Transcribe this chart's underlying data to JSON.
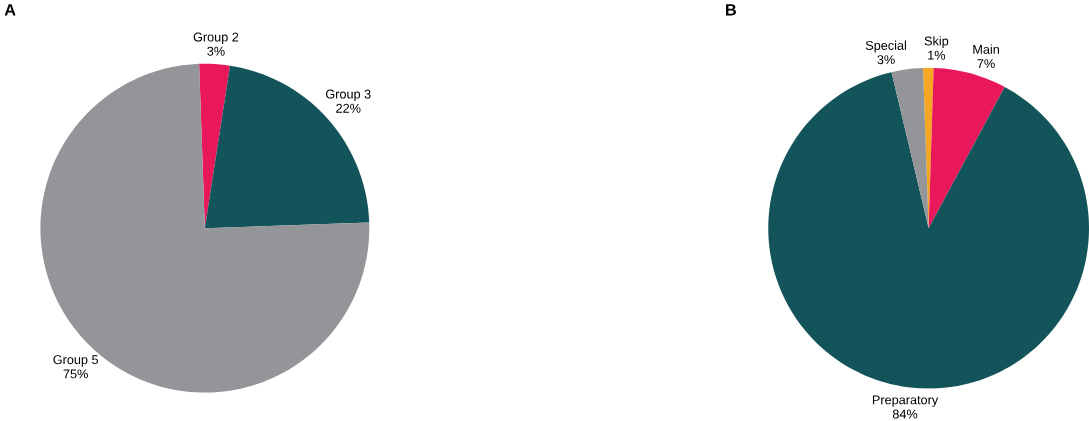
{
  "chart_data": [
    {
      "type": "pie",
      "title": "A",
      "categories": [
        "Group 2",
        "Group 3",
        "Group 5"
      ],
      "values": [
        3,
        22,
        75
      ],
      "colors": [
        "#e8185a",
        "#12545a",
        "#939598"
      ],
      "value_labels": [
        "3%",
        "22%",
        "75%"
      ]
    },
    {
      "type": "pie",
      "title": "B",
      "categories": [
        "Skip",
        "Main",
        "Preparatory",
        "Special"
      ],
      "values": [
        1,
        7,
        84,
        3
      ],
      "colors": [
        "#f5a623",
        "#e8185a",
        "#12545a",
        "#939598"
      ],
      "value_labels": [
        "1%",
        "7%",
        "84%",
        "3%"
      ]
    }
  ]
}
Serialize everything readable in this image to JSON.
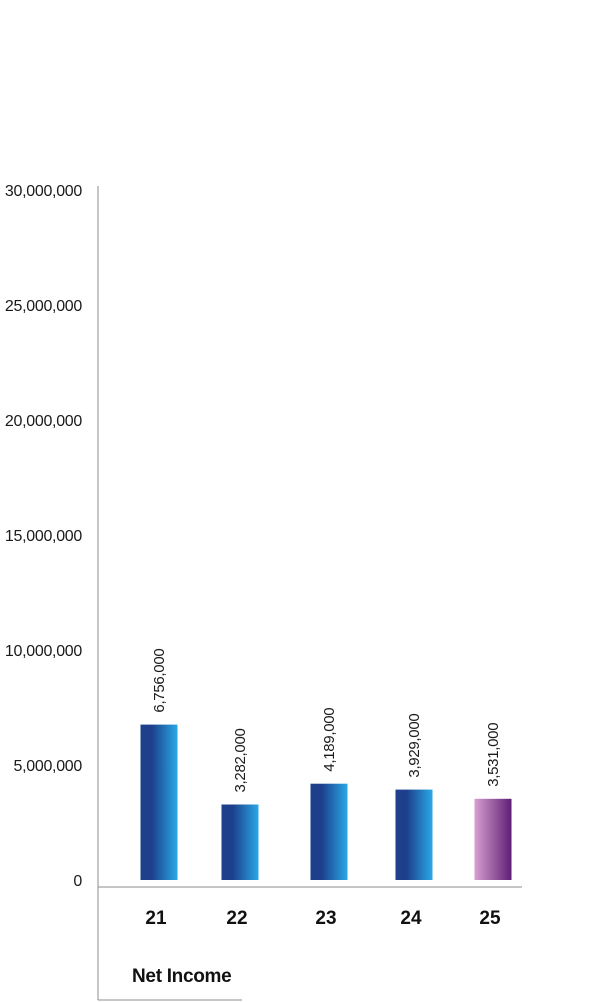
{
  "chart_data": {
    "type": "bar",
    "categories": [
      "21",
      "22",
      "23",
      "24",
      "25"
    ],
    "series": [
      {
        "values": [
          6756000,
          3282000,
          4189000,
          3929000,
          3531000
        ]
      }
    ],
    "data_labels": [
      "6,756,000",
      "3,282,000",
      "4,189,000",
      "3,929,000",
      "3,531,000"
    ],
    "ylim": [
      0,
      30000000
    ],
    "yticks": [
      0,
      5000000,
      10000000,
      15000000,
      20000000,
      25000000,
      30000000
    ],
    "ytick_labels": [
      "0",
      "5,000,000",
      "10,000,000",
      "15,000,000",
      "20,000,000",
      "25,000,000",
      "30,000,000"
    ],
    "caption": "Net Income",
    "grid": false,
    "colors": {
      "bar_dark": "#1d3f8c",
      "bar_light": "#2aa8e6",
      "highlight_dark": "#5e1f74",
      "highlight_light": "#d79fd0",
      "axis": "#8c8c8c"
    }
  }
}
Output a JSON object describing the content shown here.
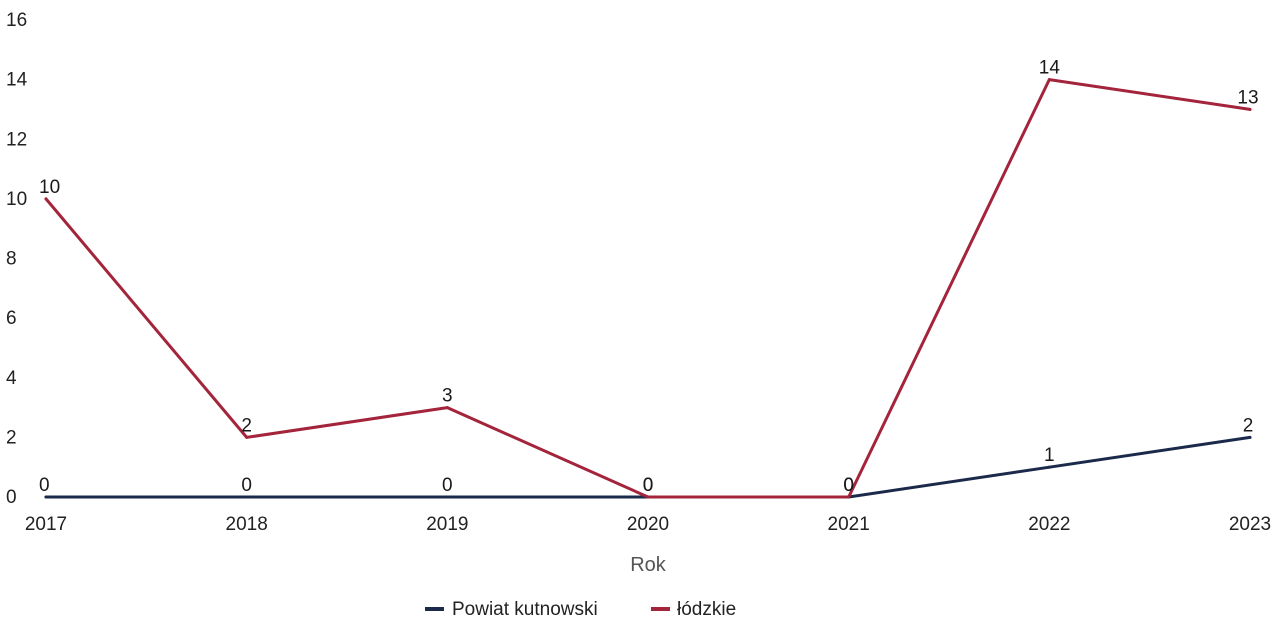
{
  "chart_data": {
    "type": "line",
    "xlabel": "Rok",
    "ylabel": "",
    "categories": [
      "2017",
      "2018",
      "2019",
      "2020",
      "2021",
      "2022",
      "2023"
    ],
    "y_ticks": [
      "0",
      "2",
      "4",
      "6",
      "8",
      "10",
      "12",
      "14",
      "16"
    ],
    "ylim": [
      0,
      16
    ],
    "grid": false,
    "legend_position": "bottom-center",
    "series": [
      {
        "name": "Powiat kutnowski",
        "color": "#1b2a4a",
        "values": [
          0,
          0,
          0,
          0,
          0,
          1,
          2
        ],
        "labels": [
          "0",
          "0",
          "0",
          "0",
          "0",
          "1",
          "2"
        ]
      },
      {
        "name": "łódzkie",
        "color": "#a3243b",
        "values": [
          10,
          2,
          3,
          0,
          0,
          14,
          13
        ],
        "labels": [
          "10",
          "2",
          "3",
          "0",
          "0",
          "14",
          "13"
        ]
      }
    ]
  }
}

* * *

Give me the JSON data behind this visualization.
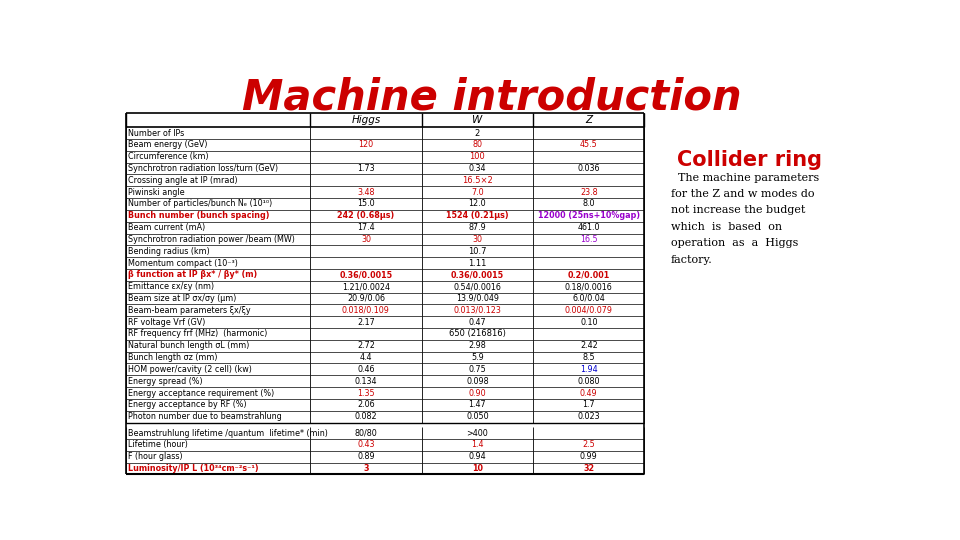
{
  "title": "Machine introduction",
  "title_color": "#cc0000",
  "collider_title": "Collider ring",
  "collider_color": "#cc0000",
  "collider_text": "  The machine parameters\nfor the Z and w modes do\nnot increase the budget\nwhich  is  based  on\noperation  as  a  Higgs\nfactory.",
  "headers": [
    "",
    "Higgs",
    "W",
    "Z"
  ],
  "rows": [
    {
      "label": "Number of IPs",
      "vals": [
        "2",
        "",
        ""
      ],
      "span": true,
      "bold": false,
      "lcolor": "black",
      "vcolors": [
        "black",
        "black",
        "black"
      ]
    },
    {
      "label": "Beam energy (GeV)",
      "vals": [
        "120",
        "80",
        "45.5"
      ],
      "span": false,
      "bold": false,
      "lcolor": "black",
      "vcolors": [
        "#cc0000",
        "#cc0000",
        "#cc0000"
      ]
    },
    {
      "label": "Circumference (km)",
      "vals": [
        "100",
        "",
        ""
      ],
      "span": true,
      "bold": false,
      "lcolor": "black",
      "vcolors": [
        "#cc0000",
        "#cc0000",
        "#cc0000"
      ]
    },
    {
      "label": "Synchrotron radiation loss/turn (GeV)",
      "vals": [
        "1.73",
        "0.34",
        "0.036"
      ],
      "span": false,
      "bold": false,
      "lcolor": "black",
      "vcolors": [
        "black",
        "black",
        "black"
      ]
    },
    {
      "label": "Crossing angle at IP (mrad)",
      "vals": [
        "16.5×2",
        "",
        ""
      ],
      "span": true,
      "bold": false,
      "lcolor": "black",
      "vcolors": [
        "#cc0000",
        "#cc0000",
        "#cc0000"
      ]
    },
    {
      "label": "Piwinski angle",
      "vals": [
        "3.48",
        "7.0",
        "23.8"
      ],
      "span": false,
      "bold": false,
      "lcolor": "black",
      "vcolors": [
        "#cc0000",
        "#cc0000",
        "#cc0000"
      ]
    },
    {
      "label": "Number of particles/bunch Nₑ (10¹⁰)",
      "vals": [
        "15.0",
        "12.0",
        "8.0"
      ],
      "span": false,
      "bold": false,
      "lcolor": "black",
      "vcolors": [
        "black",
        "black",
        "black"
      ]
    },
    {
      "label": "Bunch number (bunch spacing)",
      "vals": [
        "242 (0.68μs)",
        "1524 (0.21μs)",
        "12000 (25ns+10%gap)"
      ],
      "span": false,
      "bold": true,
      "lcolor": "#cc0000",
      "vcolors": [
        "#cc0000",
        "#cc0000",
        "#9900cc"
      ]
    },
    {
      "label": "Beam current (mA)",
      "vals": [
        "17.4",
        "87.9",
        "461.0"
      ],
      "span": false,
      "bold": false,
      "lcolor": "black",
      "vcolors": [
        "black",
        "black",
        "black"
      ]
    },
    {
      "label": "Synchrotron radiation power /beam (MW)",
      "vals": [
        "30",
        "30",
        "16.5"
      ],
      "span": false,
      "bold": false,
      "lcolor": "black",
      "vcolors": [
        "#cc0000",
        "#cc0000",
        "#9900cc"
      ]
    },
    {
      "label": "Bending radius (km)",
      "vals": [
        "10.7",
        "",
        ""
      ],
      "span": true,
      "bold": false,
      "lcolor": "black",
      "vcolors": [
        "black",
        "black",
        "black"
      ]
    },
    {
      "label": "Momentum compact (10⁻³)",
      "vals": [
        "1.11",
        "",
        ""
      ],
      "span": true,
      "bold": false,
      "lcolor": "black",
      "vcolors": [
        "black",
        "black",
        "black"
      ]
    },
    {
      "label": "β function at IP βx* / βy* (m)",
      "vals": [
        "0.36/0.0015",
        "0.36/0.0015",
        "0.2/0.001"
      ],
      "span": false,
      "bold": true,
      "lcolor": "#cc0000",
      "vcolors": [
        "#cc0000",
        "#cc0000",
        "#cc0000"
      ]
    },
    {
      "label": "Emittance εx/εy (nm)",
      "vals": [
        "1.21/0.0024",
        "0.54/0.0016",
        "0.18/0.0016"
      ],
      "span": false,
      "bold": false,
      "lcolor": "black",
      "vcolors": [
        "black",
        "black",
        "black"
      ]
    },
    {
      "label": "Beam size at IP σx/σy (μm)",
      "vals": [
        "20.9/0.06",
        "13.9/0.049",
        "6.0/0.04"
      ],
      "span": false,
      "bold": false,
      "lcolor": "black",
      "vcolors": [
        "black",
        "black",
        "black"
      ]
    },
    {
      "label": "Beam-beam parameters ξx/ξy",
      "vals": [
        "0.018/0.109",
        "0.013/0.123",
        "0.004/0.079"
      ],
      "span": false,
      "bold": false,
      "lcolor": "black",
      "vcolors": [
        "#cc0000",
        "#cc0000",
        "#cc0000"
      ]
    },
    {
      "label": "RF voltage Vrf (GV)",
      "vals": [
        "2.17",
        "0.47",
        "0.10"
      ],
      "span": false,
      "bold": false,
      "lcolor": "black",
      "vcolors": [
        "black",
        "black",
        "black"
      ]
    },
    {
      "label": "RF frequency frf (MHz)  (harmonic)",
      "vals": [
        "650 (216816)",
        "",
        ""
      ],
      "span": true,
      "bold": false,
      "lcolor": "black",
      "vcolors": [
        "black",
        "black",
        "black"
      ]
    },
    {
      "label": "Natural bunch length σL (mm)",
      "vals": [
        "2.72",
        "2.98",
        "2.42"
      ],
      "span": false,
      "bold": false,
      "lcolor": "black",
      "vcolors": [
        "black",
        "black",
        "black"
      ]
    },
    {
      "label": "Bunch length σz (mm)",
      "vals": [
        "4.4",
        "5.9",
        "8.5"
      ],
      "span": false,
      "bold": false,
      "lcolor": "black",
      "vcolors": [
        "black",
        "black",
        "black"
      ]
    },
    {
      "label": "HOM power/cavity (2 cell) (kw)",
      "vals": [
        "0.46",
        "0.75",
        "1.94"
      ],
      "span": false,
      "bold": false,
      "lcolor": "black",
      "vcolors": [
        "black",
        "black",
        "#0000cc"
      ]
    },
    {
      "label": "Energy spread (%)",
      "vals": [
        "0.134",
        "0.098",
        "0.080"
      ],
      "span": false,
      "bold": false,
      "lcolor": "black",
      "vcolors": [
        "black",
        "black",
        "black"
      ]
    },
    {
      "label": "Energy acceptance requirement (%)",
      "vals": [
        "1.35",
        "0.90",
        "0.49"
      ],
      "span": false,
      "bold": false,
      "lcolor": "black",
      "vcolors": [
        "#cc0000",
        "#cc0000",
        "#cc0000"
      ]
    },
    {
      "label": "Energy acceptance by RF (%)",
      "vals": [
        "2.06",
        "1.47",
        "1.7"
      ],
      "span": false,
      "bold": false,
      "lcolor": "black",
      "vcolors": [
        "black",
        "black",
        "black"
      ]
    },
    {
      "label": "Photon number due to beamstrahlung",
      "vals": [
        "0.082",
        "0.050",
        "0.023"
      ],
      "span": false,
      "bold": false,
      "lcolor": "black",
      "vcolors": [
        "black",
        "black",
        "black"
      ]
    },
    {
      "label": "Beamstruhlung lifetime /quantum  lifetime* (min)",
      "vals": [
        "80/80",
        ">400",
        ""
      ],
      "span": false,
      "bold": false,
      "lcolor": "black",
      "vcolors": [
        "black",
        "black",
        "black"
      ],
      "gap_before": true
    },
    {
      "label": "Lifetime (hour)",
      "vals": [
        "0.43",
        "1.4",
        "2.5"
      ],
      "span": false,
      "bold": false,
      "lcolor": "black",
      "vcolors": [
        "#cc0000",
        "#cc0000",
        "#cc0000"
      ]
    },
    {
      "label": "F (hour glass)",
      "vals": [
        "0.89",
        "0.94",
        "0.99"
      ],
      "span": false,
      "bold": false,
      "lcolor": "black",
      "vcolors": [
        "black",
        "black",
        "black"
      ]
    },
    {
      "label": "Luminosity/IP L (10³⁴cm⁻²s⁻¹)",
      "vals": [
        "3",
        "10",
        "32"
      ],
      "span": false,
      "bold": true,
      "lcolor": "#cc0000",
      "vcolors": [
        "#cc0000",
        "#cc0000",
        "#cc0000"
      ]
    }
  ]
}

## Stated exercise
Search the entries for the word "parameters" and gather every line where it appears.

## Exercise solution
  "collider_text": "  The machine parameters\nfor the Z and w modes do\nnot increase the budget\nwhich  is  based  on\noperation  as  a  Higgs\nfactory.",
      "label": "Beam-beam parameters ξx/ξy",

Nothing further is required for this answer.